-- What is being asked --
Copy out the lines that have "小区内建造生态型园林" in them.

-- Listed entries --
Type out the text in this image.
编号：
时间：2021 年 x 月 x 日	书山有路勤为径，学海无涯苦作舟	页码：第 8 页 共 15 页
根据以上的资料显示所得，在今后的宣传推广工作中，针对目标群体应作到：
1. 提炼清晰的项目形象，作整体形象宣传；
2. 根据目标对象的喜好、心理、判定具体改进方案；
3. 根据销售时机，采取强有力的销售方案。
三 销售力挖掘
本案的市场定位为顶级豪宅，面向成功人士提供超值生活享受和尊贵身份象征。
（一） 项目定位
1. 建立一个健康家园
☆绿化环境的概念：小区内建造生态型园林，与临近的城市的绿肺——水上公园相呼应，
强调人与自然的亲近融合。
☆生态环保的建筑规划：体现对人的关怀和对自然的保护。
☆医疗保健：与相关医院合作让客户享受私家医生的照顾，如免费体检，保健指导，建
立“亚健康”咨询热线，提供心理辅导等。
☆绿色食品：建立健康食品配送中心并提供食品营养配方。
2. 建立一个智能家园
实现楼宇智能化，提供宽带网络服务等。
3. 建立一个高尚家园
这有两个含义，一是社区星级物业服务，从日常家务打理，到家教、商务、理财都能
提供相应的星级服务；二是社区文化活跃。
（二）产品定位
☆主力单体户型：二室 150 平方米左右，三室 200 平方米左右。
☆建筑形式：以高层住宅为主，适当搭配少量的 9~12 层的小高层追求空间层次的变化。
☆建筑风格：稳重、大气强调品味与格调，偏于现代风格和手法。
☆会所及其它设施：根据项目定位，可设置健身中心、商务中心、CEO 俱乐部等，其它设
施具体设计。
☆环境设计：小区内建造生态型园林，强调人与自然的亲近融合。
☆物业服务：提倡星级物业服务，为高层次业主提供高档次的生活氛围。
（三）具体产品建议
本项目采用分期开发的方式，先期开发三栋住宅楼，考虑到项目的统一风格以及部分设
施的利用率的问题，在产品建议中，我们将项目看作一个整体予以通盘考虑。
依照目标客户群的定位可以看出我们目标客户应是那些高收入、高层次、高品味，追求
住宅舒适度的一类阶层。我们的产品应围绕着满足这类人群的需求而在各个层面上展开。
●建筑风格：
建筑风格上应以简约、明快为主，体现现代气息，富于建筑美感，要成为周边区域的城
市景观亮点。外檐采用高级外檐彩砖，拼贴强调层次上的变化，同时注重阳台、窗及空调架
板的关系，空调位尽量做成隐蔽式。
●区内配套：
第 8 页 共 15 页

-- Output of the task --
☆绿化环境的概念：小区内建造生态型园林，与临近的城市的绿肺——水上公园相呼应，
☆环境设计：小区内建造生态型园林，强调人与自然的亲近融合。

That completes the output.